◆ **Data to process**
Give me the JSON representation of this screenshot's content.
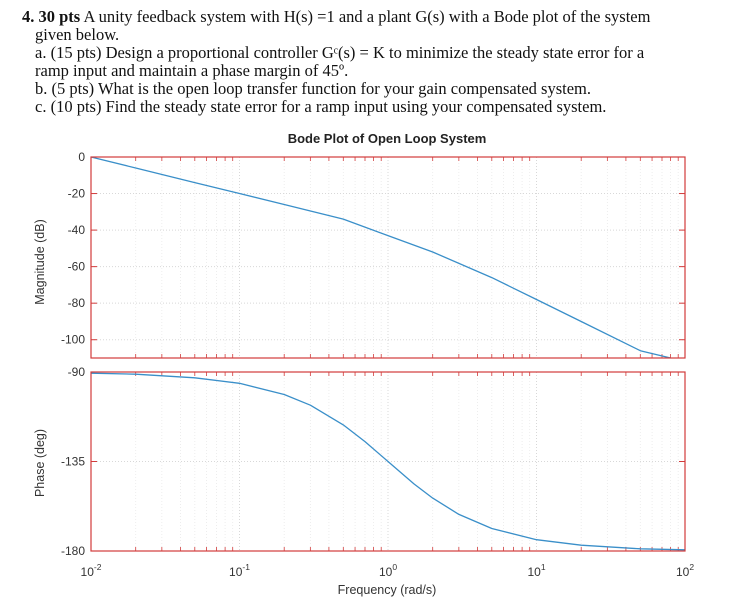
{
  "problem": {
    "number": "4.",
    "points": "30 pts",
    "intro_line1": "A unity feedback system with H(s) =1 and a plant G(s) with a Bode plot of the system",
    "intro_line2": "given below.",
    "part_a_line1": "a. (15 pts) Design a proportional controller Gᶜ(s) = K to minimize the steady state error for a",
    "part_a_line2": "ramp input and maintain a phase margin of 45º.",
    "part_b": "b. (5 pts) What is the open loop transfer function for your gain compensated system.",
    "part_c": "c. (10 pts) Find the steady state error for a ramp input using your compensated system."
  },
  "chart_data": {
    "type": "line",
    "title": "Bode Plot of Open Loop System",
    "xlabel": "Frequency (rad/s)",
    "xscale": "log",
    "xlim": [
      0.01,
      100
    ],
    "x_ticks": [
      {
        "base": "10",
        "exp": "-2",
        "value": 0.01
      },
      {
        "base": "10",
        "exp": "-1",
        "value": 0.1
      },
      {
        "base": "10",
        "exp": "0",
        "value": 1
      },
      {
        "base": "10",
        "exp": "1",
        "value": 10
      },
      {
        "base": "10",
        "exp": "2",
        "value": 100
      }
    ],
    "grid": true,
    "line_color": "#3a8fc9",
    "frame_color": "#d23b3b",
    "subplots": [
      {
        "name": "magnitude",
        "ylabel": "Magnitude (dB)",
        "ylim": [
          -110,
          0
        ],
        "y_ticks": [
          "0",
          "-20",
          "-40",
          "-60",
          "-80",
          "-100"
        ],
        "y_tick_values": [
          0,
          -20,
          -40,
          -60,
          -80,
          -100
        ],
        "x": [
          0.01,
          0.02,
          0.05,
          0.1,
          0.2,
          0.5,
          1,
          2,
          5,
          10,
          20,
          50,
          80
        ],
        "y": [
          0,
          -6,
          -14,
          -20,
          -26,
          -34,
          -43,
          -52,
          -66,
          -78,
          -90,
          -106,
          -112
        ]
      },
      {
        "name": "phase",
        "ylabel": "Phase (deg)",
        "ylim": [
          -180,
          -90
        ],
        "y_ticks": [
          "-90",
          "-135",
          "-180"
        ],
        "y_tick_values": [
          -90,
          -135,
          -180
        ],
        "x": [
          0.01,
          0.02,
          0.05,
          0.1,
          0.2,
          0.3,
          0.5,
          0.7,
          1,
          1.5,
          2,
          3,
          5,
          10,
          20,
          50,
          100
        ],
        "y": [
          -90.6,
          -91.1,
          -92.9,
          -95.7,
          -101.3,
          -106.7,
          -116.6,
          -125,
          -135,
          -146.3,
          -153.4,
          -161.6,
          -168.7,
          -174.3,
          -177.1,
          -178.9,
          -179.4
        ]
      }
    ]
  }
}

◆ **Short problem**
Reproduce every line precisely as given, omitting all pictures.

◆ **Worked answer**
Give me the JSON representation of this screenshot's content.
{
  "problem": {
    "number": "4.",
    "points": "30 pts",
    "intro_line1": "A unity feedback system with H(s) =1 and a plant G(s) with a Bode plot of the system",
    "intro_line2": "given below.",
    "part_a_line1": "a. (15 pts) Design a proportional controller Gᶜ(s) = K to minimize the steady state error for a",
    "part_a_line2": "ramp input and maintain a phase margin of 45º.",
    "part_b": "b. (5 pts) What is the open loop transfer function for your gain compensated system.",
    "part_c": "c. (10 pts) Find the steady state error for a ramp input using your compensated system."
  },
  "chart_data": {
    "type": "line",
    "title": "Bode Plot of Open Loop System",
    "xlabel": "Frequency (rad/s)",
    "xscale": "log",
    "xlim": [
      0.01,
      100
    ],
    "x_ticks": [
      {
        "base": "10",
        "exp": "-2",
        "value": 0.01
      },
      {
        "base": "10",
        "exp": "-1",
        "value": 0.1
      },
      {
        "base": "10",
        "exp": "0",
        "value": 1
      },
      {
        "base": "10",
        "exp": "1",
        "value": 10
      },
      {
        "base": "10",
        "exp": "2",
        "value": 100
      }
    ],
    "grid": true,
    "line_color": "#3a8fc9",
    "frame_color": "#d23b3b",
    "subplots": [
      {
        "name": "magnitude",
        "ylabel": "Magnitude (dB)",
        "ylim": [
          -110,
          0
        ],
        "y_ticks": [
          "0",
          "-20",
          "-40",
          "-60",
          "-80",
          "-100"
        ],
        "y_tick_values": [
          0,
          -20,
          -40,
          -60,
          -80,
          -100
        ],
        "x": [
          0.01,
          0.02,
          0.05,
          0.1,
          0.2,
          0.5,
          1,
          2,
          5,
          10,
          20,
          50,
          80
        ],
        "y": [
          0,
          -6,
          -14,
          -20,
          -26,
          -34,
          -43,
          -52,
          -66,
          -78,
          -90,
          -106,
          -112
        ]
      },
      {
        "name": "phase",
        "ylabel": "Phase (deg)",
        "ylim": [
          -180,
          -90
        ],
        "y_ticks": [
          "-90",
          "-135",
          "-180"
        ],
        "y_tick_values": [
          -90,
          -135,
          -180
        ],
        "x": [
          0.01,
          0.02,
          0.05,
          0.1,
          0.2,
          0.3,
          0.5,
          0.7,
          1,
          1.5,
          2,
          3,
          5,
          10,
          20,
          50,
          100
        ],
        "y": [
          -90.6,
          -91.1,
          -92.9,
          -95.7,
          -101.3,
          -106.7,
          -116.6,
          -125,
          -135,
          -146.3,
          -153.4,
          -161.6,
          -168.7,
          -174.3,
          -177.1,
          -178.9,
          -179.4
        ]
      }
    ]
  }
}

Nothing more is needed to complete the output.